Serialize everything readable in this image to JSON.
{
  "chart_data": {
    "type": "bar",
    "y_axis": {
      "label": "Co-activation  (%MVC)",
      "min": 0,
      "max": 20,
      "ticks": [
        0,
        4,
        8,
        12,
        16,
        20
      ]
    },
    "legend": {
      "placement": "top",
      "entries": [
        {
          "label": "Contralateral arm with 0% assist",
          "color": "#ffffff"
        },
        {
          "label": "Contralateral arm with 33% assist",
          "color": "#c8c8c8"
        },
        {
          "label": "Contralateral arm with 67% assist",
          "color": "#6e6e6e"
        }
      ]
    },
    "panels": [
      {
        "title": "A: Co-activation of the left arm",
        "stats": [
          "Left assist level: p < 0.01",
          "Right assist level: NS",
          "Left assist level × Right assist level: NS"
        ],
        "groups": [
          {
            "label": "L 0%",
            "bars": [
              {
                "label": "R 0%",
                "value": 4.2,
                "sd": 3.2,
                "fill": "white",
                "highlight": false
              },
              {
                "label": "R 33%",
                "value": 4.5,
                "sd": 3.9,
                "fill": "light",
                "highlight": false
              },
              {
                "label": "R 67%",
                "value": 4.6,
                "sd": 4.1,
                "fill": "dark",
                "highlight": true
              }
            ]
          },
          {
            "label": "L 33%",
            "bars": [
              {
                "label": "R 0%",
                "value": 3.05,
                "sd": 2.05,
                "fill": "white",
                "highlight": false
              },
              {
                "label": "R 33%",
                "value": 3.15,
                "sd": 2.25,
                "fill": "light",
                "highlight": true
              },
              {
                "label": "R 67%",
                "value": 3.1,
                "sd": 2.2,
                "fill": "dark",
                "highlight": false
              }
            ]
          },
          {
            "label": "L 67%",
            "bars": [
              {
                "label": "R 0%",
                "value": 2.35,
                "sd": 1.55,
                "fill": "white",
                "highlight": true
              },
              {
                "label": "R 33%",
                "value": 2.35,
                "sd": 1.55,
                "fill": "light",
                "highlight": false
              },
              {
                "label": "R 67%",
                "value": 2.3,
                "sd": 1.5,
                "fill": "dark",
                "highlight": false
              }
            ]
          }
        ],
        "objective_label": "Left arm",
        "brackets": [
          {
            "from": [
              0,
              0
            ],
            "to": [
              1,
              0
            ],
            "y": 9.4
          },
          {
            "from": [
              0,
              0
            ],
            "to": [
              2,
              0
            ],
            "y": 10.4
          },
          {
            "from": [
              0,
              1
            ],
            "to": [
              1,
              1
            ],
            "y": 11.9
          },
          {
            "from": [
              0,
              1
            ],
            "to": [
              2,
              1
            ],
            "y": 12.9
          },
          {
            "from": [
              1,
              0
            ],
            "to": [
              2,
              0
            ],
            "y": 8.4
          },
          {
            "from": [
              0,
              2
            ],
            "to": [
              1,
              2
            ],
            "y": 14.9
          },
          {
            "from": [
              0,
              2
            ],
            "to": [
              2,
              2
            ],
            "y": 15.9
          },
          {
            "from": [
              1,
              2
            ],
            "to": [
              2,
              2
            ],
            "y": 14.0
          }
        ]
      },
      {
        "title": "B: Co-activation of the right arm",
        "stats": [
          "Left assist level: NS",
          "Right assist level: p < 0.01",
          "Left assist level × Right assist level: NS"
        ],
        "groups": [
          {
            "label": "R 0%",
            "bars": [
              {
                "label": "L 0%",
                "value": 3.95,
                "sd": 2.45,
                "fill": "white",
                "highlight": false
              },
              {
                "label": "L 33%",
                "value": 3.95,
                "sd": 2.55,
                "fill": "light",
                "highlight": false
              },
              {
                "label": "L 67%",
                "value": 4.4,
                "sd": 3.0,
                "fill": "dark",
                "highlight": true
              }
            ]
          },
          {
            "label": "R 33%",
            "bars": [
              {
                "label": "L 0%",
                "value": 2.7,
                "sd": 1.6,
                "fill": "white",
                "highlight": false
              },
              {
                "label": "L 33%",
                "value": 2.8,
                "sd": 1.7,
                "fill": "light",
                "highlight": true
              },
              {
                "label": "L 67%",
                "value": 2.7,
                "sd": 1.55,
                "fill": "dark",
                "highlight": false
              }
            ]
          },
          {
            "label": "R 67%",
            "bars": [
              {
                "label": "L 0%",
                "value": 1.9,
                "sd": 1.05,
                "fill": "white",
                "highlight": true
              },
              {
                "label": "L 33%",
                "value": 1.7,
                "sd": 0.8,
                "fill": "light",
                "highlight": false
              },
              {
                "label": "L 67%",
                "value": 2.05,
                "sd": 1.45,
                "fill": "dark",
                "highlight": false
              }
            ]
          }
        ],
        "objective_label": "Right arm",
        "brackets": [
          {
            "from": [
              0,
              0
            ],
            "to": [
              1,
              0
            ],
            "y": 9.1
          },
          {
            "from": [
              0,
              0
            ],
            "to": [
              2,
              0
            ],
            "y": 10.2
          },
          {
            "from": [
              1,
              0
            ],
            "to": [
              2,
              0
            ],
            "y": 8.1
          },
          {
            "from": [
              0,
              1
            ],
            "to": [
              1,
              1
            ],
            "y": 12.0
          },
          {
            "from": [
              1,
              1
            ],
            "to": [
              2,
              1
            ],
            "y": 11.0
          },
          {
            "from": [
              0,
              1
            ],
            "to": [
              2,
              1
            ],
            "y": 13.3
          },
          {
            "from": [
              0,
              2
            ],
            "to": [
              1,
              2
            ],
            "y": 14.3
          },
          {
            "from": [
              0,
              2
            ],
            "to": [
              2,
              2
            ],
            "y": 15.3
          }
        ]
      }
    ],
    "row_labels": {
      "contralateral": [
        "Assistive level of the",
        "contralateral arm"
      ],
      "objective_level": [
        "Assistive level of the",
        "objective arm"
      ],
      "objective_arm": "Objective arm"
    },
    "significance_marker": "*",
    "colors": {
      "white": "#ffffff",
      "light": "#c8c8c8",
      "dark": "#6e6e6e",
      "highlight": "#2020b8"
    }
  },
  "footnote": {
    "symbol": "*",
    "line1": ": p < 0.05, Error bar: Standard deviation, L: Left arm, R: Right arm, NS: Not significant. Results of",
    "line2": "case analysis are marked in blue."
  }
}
==
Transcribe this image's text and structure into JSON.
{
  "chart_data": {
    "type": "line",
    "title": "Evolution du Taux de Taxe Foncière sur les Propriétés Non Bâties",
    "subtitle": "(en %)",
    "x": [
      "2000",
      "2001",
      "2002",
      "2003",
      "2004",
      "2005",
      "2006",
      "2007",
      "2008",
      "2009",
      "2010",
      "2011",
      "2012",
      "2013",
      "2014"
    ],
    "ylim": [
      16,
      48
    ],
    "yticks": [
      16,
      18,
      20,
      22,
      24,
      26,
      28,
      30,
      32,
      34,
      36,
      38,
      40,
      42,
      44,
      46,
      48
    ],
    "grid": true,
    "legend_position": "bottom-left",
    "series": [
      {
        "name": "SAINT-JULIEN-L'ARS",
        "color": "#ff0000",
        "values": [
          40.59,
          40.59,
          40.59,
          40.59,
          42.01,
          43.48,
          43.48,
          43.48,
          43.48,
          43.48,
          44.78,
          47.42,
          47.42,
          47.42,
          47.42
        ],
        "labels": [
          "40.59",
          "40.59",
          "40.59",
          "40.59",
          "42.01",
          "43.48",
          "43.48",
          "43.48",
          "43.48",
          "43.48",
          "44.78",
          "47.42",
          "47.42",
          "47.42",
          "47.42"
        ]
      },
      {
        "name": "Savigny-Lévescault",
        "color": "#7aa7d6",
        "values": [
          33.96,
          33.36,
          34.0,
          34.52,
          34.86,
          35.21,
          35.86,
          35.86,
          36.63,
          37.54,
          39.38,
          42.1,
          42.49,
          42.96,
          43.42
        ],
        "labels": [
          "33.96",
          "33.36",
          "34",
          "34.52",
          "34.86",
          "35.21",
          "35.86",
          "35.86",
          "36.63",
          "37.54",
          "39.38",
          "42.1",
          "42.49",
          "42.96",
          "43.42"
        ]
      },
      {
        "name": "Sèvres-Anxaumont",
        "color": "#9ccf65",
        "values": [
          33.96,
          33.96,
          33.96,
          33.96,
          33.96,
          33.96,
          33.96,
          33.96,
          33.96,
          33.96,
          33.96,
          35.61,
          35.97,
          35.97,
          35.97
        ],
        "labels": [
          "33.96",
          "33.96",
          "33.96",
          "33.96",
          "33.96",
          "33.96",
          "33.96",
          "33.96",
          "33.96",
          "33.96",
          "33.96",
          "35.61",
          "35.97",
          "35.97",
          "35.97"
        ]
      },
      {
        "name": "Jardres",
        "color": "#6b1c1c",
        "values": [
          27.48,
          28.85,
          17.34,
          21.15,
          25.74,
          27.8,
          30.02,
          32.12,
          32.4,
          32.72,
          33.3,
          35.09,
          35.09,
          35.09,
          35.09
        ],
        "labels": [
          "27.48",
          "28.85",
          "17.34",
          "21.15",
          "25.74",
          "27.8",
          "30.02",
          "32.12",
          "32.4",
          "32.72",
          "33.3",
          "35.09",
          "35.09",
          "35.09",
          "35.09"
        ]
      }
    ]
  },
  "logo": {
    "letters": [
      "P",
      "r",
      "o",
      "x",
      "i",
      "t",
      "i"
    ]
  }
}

### WHAT IS EXPECTED:
Reply with only the number of lines in the entries that contain the word "name".

### TASK SOLUTION:
4